+++ LISTED RECORDS

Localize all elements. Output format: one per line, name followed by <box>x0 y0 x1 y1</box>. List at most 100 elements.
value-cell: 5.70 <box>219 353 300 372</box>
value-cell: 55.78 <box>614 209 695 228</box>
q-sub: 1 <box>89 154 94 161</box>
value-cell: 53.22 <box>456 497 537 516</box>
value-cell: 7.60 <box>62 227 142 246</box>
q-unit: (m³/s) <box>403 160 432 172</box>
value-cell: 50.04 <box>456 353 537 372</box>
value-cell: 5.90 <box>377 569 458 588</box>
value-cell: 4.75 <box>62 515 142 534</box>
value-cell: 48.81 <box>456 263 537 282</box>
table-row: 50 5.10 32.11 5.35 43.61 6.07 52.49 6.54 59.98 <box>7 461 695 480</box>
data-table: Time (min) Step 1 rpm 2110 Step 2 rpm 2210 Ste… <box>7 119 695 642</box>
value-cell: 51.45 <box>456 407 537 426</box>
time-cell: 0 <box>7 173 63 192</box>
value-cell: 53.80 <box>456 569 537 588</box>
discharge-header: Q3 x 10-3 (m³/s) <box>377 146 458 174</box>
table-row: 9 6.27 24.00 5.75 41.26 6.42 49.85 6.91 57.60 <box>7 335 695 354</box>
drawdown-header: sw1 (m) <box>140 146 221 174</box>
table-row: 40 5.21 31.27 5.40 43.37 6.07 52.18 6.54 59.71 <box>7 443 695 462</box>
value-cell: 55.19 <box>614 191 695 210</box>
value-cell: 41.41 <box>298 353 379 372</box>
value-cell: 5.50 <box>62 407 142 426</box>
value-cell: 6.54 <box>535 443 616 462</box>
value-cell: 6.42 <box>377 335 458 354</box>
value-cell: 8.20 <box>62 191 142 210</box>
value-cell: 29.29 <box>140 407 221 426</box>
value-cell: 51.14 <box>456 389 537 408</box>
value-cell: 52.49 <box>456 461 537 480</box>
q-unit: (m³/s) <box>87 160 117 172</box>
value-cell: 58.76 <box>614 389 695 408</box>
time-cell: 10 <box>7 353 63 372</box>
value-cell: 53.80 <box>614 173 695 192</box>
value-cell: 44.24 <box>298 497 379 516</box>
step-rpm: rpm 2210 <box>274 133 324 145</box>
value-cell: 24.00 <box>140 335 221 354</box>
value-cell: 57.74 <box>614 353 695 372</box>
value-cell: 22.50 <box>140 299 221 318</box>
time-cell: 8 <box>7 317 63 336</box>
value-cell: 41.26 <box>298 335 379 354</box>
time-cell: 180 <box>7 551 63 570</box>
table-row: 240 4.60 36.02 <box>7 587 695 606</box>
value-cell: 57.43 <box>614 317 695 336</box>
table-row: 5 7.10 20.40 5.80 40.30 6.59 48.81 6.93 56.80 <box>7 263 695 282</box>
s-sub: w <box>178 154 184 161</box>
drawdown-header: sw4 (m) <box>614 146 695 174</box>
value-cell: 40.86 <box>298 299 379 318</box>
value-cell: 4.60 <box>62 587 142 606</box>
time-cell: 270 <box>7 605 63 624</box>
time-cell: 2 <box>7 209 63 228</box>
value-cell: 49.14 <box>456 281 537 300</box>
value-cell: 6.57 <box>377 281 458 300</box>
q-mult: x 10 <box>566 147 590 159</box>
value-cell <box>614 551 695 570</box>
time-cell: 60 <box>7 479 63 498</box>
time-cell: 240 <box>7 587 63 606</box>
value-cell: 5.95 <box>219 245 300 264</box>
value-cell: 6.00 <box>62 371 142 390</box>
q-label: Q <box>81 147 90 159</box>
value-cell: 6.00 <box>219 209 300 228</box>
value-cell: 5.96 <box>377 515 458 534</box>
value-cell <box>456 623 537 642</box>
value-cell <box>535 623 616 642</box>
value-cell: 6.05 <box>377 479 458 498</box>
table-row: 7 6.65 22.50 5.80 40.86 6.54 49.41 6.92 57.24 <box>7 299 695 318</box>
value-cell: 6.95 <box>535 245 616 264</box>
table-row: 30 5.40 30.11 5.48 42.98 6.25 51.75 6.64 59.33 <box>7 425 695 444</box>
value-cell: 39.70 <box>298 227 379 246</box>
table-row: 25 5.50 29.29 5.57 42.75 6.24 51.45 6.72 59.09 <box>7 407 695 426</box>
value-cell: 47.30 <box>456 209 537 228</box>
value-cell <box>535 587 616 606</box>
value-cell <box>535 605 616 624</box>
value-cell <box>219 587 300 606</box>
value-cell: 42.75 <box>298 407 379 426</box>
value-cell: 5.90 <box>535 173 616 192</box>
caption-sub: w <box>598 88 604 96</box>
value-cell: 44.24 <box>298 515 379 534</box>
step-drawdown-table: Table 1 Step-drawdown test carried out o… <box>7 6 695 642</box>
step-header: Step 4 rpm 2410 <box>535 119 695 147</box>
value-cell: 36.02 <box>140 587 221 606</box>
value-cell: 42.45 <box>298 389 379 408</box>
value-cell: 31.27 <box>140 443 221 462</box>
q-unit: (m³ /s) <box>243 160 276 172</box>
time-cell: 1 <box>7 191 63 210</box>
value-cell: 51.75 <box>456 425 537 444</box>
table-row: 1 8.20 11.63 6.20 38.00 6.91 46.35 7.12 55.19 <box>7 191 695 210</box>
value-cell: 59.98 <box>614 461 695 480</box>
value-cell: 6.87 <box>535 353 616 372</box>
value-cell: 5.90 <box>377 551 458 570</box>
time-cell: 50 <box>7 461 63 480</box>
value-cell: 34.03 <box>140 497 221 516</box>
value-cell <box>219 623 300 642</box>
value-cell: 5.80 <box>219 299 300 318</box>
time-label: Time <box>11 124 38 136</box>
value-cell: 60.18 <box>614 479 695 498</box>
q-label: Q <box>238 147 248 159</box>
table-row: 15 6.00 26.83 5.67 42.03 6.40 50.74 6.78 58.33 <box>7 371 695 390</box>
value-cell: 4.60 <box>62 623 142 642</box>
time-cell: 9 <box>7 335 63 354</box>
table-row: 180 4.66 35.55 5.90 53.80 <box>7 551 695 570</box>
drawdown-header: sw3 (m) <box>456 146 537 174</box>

++++++

__INSTRUCTION__.
Change every "table-row" in the records above to "data-row" and keep all other text the same.

__TASK OUTPUT__.
Localize all elements. Output format: one per line, name followed by <box>x0 y0 x1 y1</box>. List at most 100 elements.
value-cell: 5.70 <box>219 353 300 372</box>
value-cell: 55.78 <box>614 209 695 228</box>
q-sub: 1 <box>89 154 94 161</box>
value-cell: 53.22 <box>456 497 537 516</box>
value-cell: 7.60 <box>62 227 142 246</box>
q-unit: (m³/s) <box>403 160 432 172</box>
value-cell: 50.04 <box>456 353 537 372</box>
value-cell: 5.90 <box>377 569 458 588</box>
value-cell: 4.75 <box>62 515 142 534</box>
value-cell: 48.81 <box>456 263 537 282</box>
data-row: 50 5.10 32.11 5.35 43.61 6.07 52.49 6.54 59.98 <box>7 461 695 480</box>
data-table: Time (min) Step 1 rpm 2110 Step 2 rpm 2210 Ste… <box>7 119 695 642</box>
value-cell: 51.45 <box>456 407 537 426</box>
time-cell: 0 <box>7 173 63 192</box>
value-cell: 53.80 <box>456 569 537 588</box>
discharge-header: Q3 x 10-3 (m³/s) <box>377 146 458 174</box>
data-row: 9 6.27 24.00 5.75 41.26 6.42 49.85 6.91 57.60 <box>7 335 695 354</box>
drawdown-header: sw1 (m) <box>140 146 221 174</box>
data-row: 40 5.21 31.27 5.40 43.37 6.07 52.18 6.54 59.71 <box>7 443 695 462</box>
value-cell: 55.19 <box>614 191 695 210</box>
value-cell: 41.41 <box>298 353 379 372</box>
value-cell: 5.50 <box>62 407 142 426</box>
value-cell: 6.54 <box>535 443 616 462</box>
value-cell: 6.42 <box>377 335 458 354</box>
value-cell: 8.20 <box>62 191 142 210</box>
value-cell: 29.29 <box>140 407 221 426</box>
value-cell: 51.14 <box>456 389 537 408</box>
value-cell: 52.49 <box>456 461 537 480</box>
q-unit: (m³/s) <box>87 160 117 172</box>
value-cell: 58.76 <box>614 389 695 408</box>
time-cell: 10 <box>7 353 63 372</box>
value-cell: 53.80 <box>614 173 695 192</box>
value-cell: 44.24 <box>298 497 379 516</box>
step-rpm: rpm 2210 <box>274 133 324 145</box>
value-cell: 24.00 <box>140 335 221 354</box>
value-cell: 57.74 <box>614 353 695 372</box>
value-cell: 22.50 <box>140 299 221 318</box>
time-cell: 8 <box>7 317 63 336</box>
value-cell: 41.26 <box>298 335 379 354</box>
time-cell: 180 <box>7 551 63 570</box>
data-row: 240 4.60 36.02 <box>7 587 695 606</box>
value-cell: 57.43 <box>614 317 695 336</box>
data-row: 5 7.10 20.40 5.80 40.30 6.59 48.81 6.93 56.80 <box>7 263 695 282</box>
s-sub: w <box>178 154 184 161</box>
drawdown-header: sw4 (m) <box>614 146 695 174</box>
value-cell: 40.86 <box>298 299 379 318</box>
value-cell: 4.60 <box>62 587 142 606</box>
time-cell: 270 <box>7 605 63 624</box>
time-cell: 2 <box>7 209 63 228</box>
value-cell: 49.14 <box>456 281 537 300</box>
value-cell: 6.57 <box>377 281 458 300</box>
q-mult: x 10 <box>566 147 590 159</box>
value-cell <box>614 551 695 570</box>
time-cell: 60 <box>7 479 63 498</box>
time-cell: 240 <box>7 587 63 606</box>
value-cell: 5.95 <box>219 245 300 264</box>
value-cell: 6.00 <box>62 371 142 390</box>
q-label: Q <box>81 147 90 159</box>
value-cell: 6.00 <box>219 209 300 228</box>
value-cell: 5.96 <box>377 515 458 534</box>
value-cell <box>456 623 537 642</box>
value-cell <box>535 623 616 642</box>
value-cell: 6.05 <box>377 479 458 498</box>
data-row: 7 6.65 22.50 5.80 40.86 6.54 49.41 6.92 57.24 <box>7 299 695 318</box>
value-cell: 6.95 <box>535 245 616 264</box>
data-row: 30 5.40 30.11 5.48 42.98 6.25 51.75 6.64 59.33 <box>7 425 695 444</box>
value-cell: 39.70 <box>298 227 379 246</box>
data-row: 25 5.50 29.29 5.57 42.75 6.24 51.45 6.72 59.09 <box>7 407 695 426</box>
value-cell: 47.30 <box>456 209 537 228</box>
value-cell <box>535 587 616 606</box>
value-cell <box>535 605 616 624</box>
value-cell <box>219 587 300 606</box>
value-cell: 42.75 <box>298 407 379 426</box>
value-cell: 5.90 <box>535 173 616 192</box>
caption-sub: w <box>598 88 604 96</box>
value-cell: 44.24 <box>298 515 379 534</box>
step-drawdown-table: Table 1 Step-drawdown test carried out o… <box>7 6 695 642</box>
step-header: Step 4 rpm 2410 <box>535 119 695 147</box>
value-cell: 36.02 <box>140 587 221 606</box>
value-cell: 42.45 <box>298 389 379 408</box>
value-cell: 31.27 <box>140 443 221 462</box>
q-unit: (m³ /s) <box>243 160 276 172</box>
time-cell: 1 <box>7 191 63 210</box>
value-cell: 51.75 <box>456 425 537 444</box>
data-row: 1 8.20 11.63 6.20 38.00 6.91 46.35 7.12 55.19 <box>7 191 695 210</box>
value-cell: 59.98 <box>614 461 695 480</box>
value-cell: 6.87 <box>535 353 616 372</box>
value-cell: 5.90 <box>377 551 458 570</box>
time-cell: 50 <box>7 461 63 480</box>
value-cell: 34.03 <box>140 497 221 516</box>
value-cell <box>219 623 300 642</box>
value-cell: 5.80 <box>219 299 300 318</box>
time-label: Time <box>11 124 38 136</box>
value-cell: 60.18 <box>614 479 695 498</box>
q-label: Q <box>238 147 248 159</box>
data-row: 15 6.00 26.83 5.67 42.03 6.40 50.74 6.78 58.33 <box>7 371 695 390</box>
value-cell: 4.60 <box>62 623 142 642</box>
time-cell: 9 <box>7 335 63 354</box>
data-row: 180 4.66 35.55 5.90 53.80 <box>7 551 695 570</box>
drawdown-header: sw3 (m) <box>456 146 537 174</box>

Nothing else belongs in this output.